--- Items ---
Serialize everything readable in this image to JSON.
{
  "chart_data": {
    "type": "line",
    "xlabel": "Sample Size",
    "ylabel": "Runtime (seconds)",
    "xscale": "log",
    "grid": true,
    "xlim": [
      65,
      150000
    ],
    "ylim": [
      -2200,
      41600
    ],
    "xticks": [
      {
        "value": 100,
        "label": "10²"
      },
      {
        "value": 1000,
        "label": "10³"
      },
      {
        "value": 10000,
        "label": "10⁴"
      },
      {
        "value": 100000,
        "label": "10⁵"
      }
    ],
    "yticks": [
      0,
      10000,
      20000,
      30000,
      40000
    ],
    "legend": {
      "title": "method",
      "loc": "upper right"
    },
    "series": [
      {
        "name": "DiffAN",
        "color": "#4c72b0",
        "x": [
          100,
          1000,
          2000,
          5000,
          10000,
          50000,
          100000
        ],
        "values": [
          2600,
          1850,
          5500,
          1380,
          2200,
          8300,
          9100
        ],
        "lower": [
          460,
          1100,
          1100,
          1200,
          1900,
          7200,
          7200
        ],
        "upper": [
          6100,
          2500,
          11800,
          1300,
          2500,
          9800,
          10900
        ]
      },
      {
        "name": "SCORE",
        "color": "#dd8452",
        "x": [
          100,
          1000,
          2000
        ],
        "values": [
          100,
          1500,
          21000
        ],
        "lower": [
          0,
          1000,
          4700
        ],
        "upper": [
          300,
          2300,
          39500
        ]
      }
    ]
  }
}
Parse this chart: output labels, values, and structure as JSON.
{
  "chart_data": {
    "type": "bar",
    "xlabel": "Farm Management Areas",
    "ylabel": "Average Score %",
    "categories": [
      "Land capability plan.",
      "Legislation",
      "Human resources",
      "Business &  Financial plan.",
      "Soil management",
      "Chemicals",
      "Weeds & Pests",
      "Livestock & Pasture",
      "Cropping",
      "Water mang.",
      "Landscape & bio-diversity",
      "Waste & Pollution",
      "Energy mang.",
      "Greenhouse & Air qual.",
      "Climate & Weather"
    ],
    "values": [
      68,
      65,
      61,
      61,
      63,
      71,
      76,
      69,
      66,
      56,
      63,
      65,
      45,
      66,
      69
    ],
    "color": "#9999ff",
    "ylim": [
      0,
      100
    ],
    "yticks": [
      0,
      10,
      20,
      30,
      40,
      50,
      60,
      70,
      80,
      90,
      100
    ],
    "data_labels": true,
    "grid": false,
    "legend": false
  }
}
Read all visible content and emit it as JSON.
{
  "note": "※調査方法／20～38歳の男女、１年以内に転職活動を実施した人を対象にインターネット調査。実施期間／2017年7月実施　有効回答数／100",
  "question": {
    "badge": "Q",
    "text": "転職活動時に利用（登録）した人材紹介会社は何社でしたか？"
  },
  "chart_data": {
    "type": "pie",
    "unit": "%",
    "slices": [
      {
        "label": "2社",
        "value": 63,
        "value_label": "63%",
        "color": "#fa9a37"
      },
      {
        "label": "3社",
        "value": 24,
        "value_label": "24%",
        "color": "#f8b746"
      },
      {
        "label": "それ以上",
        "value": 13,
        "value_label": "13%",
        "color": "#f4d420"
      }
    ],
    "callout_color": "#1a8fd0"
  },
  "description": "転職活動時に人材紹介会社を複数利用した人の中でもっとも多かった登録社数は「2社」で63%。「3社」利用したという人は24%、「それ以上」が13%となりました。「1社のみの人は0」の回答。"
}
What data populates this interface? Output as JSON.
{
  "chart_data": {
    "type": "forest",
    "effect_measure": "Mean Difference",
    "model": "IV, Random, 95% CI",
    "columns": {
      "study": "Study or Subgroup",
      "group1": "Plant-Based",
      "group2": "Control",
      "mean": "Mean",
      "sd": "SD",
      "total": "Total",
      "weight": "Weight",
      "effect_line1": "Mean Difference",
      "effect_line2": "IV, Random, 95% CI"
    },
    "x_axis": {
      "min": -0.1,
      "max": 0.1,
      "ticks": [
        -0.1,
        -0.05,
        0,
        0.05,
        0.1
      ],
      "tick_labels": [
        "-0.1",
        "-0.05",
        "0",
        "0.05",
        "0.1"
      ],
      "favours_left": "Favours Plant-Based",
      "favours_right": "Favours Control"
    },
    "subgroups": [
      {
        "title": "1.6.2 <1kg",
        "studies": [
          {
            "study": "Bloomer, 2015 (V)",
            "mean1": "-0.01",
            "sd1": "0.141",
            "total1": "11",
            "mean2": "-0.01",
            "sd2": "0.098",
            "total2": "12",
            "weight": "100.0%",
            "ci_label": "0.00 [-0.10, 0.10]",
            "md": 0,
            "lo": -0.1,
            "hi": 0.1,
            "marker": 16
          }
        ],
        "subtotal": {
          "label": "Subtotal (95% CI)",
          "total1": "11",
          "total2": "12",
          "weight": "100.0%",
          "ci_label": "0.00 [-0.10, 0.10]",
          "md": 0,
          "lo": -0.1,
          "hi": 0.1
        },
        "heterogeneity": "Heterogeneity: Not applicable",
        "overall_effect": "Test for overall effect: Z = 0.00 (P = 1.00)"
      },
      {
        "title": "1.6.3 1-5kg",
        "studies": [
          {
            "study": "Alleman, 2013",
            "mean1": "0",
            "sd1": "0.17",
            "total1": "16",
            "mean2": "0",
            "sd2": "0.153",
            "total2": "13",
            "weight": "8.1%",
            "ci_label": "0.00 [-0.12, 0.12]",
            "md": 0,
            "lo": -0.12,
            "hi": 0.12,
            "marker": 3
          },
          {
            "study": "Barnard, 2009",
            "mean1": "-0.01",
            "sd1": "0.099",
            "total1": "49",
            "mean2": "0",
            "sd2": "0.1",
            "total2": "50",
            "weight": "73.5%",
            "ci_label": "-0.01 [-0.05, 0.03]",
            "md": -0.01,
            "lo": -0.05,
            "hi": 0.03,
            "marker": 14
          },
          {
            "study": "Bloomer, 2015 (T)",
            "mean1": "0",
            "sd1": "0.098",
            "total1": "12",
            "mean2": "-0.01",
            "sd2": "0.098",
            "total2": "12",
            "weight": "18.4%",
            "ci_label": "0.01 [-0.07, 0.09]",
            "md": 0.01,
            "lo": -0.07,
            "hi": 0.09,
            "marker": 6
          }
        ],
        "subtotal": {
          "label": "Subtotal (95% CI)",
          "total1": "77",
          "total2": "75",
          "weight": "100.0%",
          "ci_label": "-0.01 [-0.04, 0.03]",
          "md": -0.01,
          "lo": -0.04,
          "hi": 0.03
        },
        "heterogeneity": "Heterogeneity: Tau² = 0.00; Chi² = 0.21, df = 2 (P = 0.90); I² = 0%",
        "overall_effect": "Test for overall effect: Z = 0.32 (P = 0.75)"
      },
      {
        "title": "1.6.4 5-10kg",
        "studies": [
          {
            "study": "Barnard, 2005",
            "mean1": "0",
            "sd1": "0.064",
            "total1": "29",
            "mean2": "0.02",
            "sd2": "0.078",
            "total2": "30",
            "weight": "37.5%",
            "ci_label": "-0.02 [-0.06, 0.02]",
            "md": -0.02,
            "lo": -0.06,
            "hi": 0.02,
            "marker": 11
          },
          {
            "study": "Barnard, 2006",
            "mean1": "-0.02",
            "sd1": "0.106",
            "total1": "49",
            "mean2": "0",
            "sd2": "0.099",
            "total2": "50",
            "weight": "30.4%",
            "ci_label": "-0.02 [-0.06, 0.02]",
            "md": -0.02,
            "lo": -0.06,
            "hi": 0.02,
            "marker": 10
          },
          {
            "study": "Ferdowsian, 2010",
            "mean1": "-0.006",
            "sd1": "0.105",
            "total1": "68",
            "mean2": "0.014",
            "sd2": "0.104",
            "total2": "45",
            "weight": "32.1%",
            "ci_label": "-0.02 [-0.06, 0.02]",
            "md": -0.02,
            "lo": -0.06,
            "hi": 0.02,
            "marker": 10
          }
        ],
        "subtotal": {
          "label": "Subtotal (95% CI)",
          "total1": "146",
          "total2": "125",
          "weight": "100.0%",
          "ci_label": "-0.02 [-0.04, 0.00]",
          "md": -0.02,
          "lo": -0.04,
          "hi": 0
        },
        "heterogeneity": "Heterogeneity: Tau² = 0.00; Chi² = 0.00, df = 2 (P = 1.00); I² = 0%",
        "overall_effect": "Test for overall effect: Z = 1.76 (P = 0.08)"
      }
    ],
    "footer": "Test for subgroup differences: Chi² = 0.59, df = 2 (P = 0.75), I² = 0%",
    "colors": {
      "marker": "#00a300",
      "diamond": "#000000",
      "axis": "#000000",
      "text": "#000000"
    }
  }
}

--- Set task ---
Filter the records above for lines containing the word "xlabel", and copy those lines.

--- Result for this task ---
    "xlabel": "Sample Size",
    "xlabel": "Farm Management Areas",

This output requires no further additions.